— begin DATA ROWS —

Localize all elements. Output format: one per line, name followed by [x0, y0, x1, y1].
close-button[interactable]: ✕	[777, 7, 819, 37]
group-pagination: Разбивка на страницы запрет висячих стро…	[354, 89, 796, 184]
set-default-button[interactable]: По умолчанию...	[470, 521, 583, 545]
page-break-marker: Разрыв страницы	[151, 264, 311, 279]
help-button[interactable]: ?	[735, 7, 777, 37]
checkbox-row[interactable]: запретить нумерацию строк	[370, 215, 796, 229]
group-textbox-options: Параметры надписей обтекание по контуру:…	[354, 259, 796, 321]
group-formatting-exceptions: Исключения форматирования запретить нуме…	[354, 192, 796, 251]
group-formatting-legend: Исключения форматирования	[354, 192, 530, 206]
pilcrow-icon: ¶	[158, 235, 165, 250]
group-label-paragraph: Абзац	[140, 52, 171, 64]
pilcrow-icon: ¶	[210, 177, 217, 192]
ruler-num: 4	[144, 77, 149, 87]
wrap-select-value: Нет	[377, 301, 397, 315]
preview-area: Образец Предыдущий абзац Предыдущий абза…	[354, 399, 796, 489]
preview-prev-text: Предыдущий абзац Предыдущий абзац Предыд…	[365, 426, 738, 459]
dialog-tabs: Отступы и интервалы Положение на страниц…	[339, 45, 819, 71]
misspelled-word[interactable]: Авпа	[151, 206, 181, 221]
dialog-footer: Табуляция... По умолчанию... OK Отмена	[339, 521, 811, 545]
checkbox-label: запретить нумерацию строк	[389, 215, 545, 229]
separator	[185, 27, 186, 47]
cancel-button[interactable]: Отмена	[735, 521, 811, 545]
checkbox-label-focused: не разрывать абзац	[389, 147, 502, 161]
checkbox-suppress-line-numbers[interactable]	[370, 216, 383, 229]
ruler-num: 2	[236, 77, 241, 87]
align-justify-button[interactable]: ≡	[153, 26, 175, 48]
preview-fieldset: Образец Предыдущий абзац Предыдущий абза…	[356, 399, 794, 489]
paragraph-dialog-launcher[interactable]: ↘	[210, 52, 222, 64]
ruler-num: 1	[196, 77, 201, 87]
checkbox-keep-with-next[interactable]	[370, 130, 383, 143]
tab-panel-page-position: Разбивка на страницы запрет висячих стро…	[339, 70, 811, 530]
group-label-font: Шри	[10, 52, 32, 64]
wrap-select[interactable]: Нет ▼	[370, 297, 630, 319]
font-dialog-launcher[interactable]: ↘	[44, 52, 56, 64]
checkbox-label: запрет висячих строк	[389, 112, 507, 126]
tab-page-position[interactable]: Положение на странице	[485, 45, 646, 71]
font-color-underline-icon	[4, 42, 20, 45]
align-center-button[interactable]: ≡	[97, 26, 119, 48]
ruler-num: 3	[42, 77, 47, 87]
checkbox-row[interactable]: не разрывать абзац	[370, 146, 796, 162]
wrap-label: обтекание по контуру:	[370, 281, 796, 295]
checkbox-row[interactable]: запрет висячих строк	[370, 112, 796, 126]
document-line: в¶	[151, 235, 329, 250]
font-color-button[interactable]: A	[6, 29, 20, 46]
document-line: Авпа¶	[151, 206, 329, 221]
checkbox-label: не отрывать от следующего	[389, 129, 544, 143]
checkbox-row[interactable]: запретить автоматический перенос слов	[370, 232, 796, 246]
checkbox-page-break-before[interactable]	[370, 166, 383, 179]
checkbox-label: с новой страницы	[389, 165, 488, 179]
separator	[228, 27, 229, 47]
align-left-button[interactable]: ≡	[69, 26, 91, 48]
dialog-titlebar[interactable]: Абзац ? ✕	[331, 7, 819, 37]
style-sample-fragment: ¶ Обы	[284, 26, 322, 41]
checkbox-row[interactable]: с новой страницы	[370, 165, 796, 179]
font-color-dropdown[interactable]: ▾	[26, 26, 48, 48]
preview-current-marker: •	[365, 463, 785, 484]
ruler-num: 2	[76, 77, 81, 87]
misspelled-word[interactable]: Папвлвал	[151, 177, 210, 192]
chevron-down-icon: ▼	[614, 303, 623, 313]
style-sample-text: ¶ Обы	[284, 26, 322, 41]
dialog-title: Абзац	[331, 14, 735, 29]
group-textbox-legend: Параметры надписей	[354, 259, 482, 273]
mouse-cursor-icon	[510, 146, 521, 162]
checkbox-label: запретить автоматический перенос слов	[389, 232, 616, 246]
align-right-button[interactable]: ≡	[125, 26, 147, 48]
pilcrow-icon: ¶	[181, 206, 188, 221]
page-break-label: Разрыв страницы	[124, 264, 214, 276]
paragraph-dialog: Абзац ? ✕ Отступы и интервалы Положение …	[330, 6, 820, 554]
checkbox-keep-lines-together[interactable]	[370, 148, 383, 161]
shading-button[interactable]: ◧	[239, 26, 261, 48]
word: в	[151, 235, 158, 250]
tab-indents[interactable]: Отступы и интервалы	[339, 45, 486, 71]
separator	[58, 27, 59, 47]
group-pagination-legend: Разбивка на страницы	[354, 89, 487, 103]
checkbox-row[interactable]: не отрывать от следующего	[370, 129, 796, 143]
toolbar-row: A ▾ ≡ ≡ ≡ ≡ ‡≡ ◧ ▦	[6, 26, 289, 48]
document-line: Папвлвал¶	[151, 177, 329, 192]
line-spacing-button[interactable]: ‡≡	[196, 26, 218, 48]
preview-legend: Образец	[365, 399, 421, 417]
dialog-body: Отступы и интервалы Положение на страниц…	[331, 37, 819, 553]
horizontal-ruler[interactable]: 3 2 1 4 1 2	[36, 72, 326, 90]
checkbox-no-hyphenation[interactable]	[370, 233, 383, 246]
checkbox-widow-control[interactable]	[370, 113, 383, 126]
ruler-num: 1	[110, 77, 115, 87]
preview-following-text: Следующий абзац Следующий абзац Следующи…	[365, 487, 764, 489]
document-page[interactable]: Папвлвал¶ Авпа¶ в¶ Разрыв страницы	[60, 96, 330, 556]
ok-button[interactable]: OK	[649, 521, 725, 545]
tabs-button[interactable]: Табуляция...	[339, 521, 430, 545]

— end DATA ROWS —

AIM:
Convert every line of the records above into a Markdown table with the columns Row and Line. Put a row number in the first column and the line in the second, and skip blank lines.

ANSWER TO THE PROBLEM:
| Row | Line |
|---|---|
| 1 | Localize all elements. Output format: one per line, name followed by [x0, y0, x1, y1]. |
| 2 | close-button[interactable]: ✕	[777, 7, 819, 37] |
| 3 | group-pagination: Разбивка на страницы запрет висячих стро…	[354, 89, 796, 184] |
| 4 | set-default-button[interactable]: По умолчанию...	[470, 521, 583, 545] |
| 5 | page-break-marker: Разрыв страницы	[151, 264, 311, 279] |
| 6 | help-button[interactable]: ?	[735, 7, 777, 37] |
| 7 | checkbox-row[interactable]: запретить нумерацию строк	[370, 215, 796, 229] |
| 8 | group-textbox-options: Параметры надписей обтекание по контуру:…	[354, 259, 796, 321] |
| 9 | group-formatting-exceptions: Исключения форматирования запретить нуме…	[354, 192, 796, 251] |
| 10 | group-formatting-legend: Исключения форматирования	[354, 192, 530, 206] |
| 11 | pilcrow-icon: ¶	[158, 235, 165, 250] |
| 12 | group-label-paragraph: Абзац	[140, 52, 171, 64] |
| 13 | pilcrow-icon: ¶	[210, 177, 217, 192] |
| 14 | ruler-num: 4	[144, 77, 149, 87] |
| 15 | wrap-select-value: Нет	[377, 301, 397, 315] |
| 16 | preview-area: Образец Предыдущий абзац Предыдущий абза…	[354, 399, 796, 489] |
| 17 | preview-prev-text: Предыдущий абзац Предыдущий абзац Предыд…	[365, 426, 738, 459] |
| 18 | dialog-tabs: Отступы и интервалы Положение на страниц…	[339, 45, 819, 71] |
| 19 | misspelled-word[interactable]: Авпа	[151, 206, 181, 221] |
| 20 | dialog-footer: Табуляция... По умолчанию... OK Отмена	[339, 521, 811, 545] |
| 21 | checkbox-label: запретить нумерацию строк	[389, 215, 545, 229] |
| 22 | separator	[185, 27, 186, 47] |
| 23 | cancel-button[interactable]: Отмена	[735, 521, 811, 545] |
| 24 | checkbox-label-focused: не разрывать абзац	[389, 147, 502, 161] |
| 25 | checkbox-suppress-line-numbers[interactable]	[370, 216, 383, 229] |
| 26 | ruler-num: 2	[236, 77, 241, 87] |
| 27 | align-justify-button[interactable]: ≡	[153, 26, 175, 48] |
| 28 | preview-fieldset: Образец Предыдущий абзац Предыдущий абза…	[356, 399, 794, 489] |
| 29 | paragraph-dialog-launcher[interactable]: ↘	[210, 52, 222, 64] |
| 30 | ruler-num: 1	[196, 77, 201, 87] |
| 31 | checkbox-keep-with-next[interactable]	[370, 130, 383, 143] |
| 32 | tab-panel-page-position: Разбивка на страницы запрет висячих стро…	[339, 70, 811, 530] |
| 33 | group-label-font: Шри	[10, 52, 32, 64] |
| 34 | wrap-select[interactable]: Нет ▼	[370, 297, 630, 319] |
| 35 | font-dialog-launcher[interactable]: ↘	[44, 52, 56, 64] |
| 36 | checkbox-label: запрет висячих строк	[389, 112, 507, 126] |
| 37 | tab-page-position[interactable]: Положение на странице	[485, 45, 646, 71] |
| 38 | font-color-underline-icon	[4, 42, 20, 45] |
| 39 | align-center-button[interactable]: ≡	[97, 26, 119, 48] |
| 40 | ruler-num: 3	[42, 77, 47, 87] |
| 41 | checkbox-row[interactable]: не разрывать абзац	[370, 146, 796, 162] |
| 42 | wrap-label: обтекание по контуру:	[370, 281, 796, 295] |
| 43 | checkbox-row[interactable]: запрет висячих строк	[370, 112, 796, 126] |
| 44 | document-line: в¶	[151, 235, 329, 250] |
| 45 | font-color-button[interactable]: A	[6, 29, 20, 46] |
| 46 | document-line: Авпа¶	[151, 206, 329, 221] |
| 47 | checkbox-label: не отрывать от следующего	[389, 129, 544, 143] |
| 48 | checkbox-row[interactable]: запретить автоматический перенос слов	[370, 232, 796, 246] |
| 49 | checkbox-page-break-before[interactable]	[370, 166, 383, 179] |
| 50 | checkbox-label: с новой страницы	[389, 165, 488, 179] |
| 51 | separator	[228, 27, 229, 47] |
| 52 | align-left-button[interactable]: ≡	[69, 26, 91, 48] |
| 53 | dialog-titlebar[interactable]: Абзац ? ✕	[331, 7, 819, 37] |
| 54 | style-sample-fragment: ¶ Обы	[284, 26, 322, 41] |
| 55 | checkbox-row[interactable]: с новой страницы	[370, 165, 796, 179] |
| 56 | font-color-dropdown[interactable]: ▾	[26, 26, 48, 48] |
| 57 | preview-current-marker: •	[365, 463, 785, 484] |
| 58 | ruler-num: 2	[76, 77, 81, 87] |
| 59 | misspelled-word[interactable]: Папвлвал	[151, 177, 210, 192] |
| 60 | chevron-down-icon: ▼	[614, 303, 623, 313] |
| 61 | style-sample-text: ¶ Обы	[284, 26, 322, 41] |
| 62 | dialog-title: Абзац	[331, 14, 735, 29] |
| 63 | group-textbox-legend: Параметры надписей	[354, 259, 482, 273] |
| 64 | mouse-cursor-icon	[510, 146, 521, 162] |
| 65 | checkbox-label: запретить автоматический перенос слов	[389, 232, 616, 246] |
| 66 | align-right-button[interactable]: ≡	[125, 26, 147, 48] |
| 67 | pilcrow-icon: ¶	[181, 206, 188, 221] |
| 68 | page-break-label: Разрыв страницы	[124, 264, 214, 276] |
| 69 | paragraph-dialog: Абзац ? ✕ Отступы и интервалы Положение …	[330, 6, 820, 554] |
| 70 | checkbox-keep-lines-together[interactable]	[370, 148, 383, 161] |
| 71 | shading-button[interactable]: ◧	[239, 26, 261, 48] |
| 72 | word: в	[151, 235, 158, 250] |
| 73 | tab-indents[interactable]: Отступы и интервалы	[339, 45, 486, 71] |
| 74 | separator	[58, 27, 59, 47] |
| 75 | group-pagination-legend: Разбивка на страницы	[354, 89, 487, 103] |
| 76 | checkbox-row[interactable]: не отрывать от следующего	[370, 129, 796, 143] |
| 77 | toolbar-row: A ▾ ≡ ≡ ≡ ≡ ‡≡ ◧ ▦	[6, 26, 289, 48] |
| 78 | document-line: Папвлвал¶	[151, 177, 329, 192] |
| 79 | line-spacing-button[interactable]: ‡≡	[196, 26, 218, 48] |
| 80 | preview-legend: Образец	[365, 399, 421, 417] |
| 81 | dialog-body: Отступы и интервалы Положение на страниц…	[331, 37, 819, 553] |
| 82 | horizontal-ruler[interactable]: 3 2 1 4 1 2	[36, 72, 326, 90] |
| 83 | checkbox-no-hyphenation[interactable]	[370, 233, 383, 246] |
| 84 | checkbox-widow-control[interactable]	[370, 113, 383, 126] |
| 85 | ruler-num: 1	[110, 77, 115, 87] |
| 86 | preview-following-text: Следующий абзац Следующий абзац Следующи…	[365, 487, 764, 489] |
| 87 | document-page[interactable]: Папвлвал¶ Авпа¶ в¶ Разрыв страницы	[60, 96, 330, 556] |
| 88 | ok-button[interactable]: OK	[649, 521, 725, 545] |
| 89 | tabs-button[interactable]: Табуляция...	[339, 521, 430, 545] |